-- Source passage follows --
The 101 men had a mean age of 39.4 years (SD=12.9, range=18–71). Race-ethnicity was reported as follows: white, 72.3%, N=73; African American, 10.9%, N=11; Mexican, 5.9%, N=6; Asian, 1.0%, N=1; and all other races, 9.9%, N=10. Their level of education was as follows: 0–11 years, 25.7%, N=26; 12 years, 31.7%, N=32; 13–15 years, 27.7%, N=28; and ≥16 years, 14.9%, N=15. Approximately half the sample was employed (52.5%, N=53), 43.5% (N=44) were not in the labor force, and 4% (N=4) were unemployed. Relationship status was described as follows: married, 43.6%, N=44; never married, 32.7%, N=33; and divorced, separate, or widowed, 23.8%, N=24.
The NCS-R Protocol
The survey was conducted using laptop computer-assisted personal interviews by researchers from the Survey Research Center of the Institute for Social Research at the University of Michigan. The core diagnostic assessment of all respondents (N=9,282) included the following modules: household listing, screening, depression, mania, irritable depression, panic disorder, specific phobia, social phobia, agoraphobia, generalized anxiety disorder, intermittent explosive disorder, suicidality, services, and pharmacoepidemiology. The NCS-R diagnoses are based on the World Mental Health Survey Initiative version of the World Health Organization Composite International Diagnostic Interview, a fully structured lay-administered diagnostic interview that generates both ICD-10-CM (45) and DSM-IV (46) diagnoses. The NCS-R database is publicly available (http://www.icpsr.umich.edu/icpsrweb/ICPSR/studies/20240).
-- Source passage concluded --
Problems to solve:
- A) According to the passage, what was the mean age of the 101 men?
- B) Reproduce the part of the passage that begins at the words "The 101 men" and stops after "widowed, 23.8%, N=24.", switching "Relationship status" to "Marital status".
The items are not needed for any task here.
-- Information shown follows --
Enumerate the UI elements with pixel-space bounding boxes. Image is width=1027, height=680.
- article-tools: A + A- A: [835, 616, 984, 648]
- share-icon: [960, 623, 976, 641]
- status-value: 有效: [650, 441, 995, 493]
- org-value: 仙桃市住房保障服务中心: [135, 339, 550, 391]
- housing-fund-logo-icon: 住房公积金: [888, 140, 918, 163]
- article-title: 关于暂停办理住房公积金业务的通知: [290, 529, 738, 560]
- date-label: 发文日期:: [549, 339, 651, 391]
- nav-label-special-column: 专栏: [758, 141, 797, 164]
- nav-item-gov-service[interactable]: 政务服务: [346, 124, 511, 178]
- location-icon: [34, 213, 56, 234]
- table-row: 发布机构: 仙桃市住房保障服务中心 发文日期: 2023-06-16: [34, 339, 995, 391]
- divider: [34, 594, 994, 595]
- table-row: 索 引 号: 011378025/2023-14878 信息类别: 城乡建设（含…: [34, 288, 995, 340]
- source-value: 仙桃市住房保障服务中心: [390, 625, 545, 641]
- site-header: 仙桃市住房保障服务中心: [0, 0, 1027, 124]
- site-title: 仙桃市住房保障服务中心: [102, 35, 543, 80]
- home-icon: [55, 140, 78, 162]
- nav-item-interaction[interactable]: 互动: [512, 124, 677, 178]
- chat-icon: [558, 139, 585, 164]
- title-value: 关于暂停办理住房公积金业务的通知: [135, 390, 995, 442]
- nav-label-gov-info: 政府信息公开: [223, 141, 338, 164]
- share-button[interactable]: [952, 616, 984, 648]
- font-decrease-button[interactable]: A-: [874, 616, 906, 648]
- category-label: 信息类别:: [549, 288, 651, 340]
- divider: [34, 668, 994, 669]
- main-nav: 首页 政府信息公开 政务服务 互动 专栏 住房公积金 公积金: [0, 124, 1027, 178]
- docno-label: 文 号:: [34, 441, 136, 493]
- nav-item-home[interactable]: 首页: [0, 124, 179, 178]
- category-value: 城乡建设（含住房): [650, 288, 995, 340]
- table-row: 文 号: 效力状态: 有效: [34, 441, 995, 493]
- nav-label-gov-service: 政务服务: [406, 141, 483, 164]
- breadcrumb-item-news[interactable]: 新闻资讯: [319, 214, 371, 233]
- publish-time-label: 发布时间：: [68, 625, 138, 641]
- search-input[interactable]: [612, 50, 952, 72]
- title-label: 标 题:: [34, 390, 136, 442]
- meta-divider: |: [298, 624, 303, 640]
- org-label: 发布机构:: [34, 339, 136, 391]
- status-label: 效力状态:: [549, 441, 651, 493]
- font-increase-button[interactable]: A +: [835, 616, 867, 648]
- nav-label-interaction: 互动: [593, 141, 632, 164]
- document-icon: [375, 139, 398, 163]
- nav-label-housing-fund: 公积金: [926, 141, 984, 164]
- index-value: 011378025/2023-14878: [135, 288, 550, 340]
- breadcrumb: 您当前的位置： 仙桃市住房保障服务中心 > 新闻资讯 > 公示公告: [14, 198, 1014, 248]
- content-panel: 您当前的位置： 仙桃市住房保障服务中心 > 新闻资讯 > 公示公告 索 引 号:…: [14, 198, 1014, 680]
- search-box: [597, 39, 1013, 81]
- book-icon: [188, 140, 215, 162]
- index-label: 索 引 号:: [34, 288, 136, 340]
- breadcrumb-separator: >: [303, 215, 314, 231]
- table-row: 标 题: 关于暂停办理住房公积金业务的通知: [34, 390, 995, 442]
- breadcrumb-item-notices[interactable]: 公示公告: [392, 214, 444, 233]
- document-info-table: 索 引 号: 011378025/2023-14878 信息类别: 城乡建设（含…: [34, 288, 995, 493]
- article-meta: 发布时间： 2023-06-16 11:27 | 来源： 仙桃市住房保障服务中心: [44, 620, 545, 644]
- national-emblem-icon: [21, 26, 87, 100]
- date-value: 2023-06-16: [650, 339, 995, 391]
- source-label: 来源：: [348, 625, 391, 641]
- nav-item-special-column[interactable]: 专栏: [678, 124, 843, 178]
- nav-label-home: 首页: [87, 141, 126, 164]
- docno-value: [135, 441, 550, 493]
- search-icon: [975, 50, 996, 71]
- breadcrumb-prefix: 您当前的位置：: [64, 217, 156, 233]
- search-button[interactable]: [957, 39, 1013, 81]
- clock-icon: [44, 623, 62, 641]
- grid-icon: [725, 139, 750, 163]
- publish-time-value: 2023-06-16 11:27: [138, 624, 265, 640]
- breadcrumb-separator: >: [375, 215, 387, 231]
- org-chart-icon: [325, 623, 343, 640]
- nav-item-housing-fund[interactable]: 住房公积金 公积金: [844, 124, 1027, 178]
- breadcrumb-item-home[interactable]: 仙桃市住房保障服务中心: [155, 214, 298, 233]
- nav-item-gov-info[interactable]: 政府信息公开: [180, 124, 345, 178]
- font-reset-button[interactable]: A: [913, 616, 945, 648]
-- Information shown concluded --
Answers provided:
- A) 39.4 years.

- B)
The 101 men had a mean age of 39.4 years (SD=12.9, range=18–71). Race-ethnicity was reported as follows: white, 72.3%, N=73; African American, 10.9%, N=11; Mexican, 5.9%, N=6; Asian, 1.0%, N=1; and all other races, 9.9%, N=10. Their level of education was as follows: 0–11 years, 25.7%, N=26; 12 years, 31.7%, N=32; 13–15 years, 27.7%, N=28; and ≥16 years, 14.9%, N=15. Approximately half the sample was employed (52.5%, N=53), 43.5% (N=44) were not in the labor force, and 4% (N=4) were unemployed. Marital status was described as follows: married, 43.6%, N=44; never married, 32.7%, N=33; and divorced, separate, or widowed, 23.8%, N=24.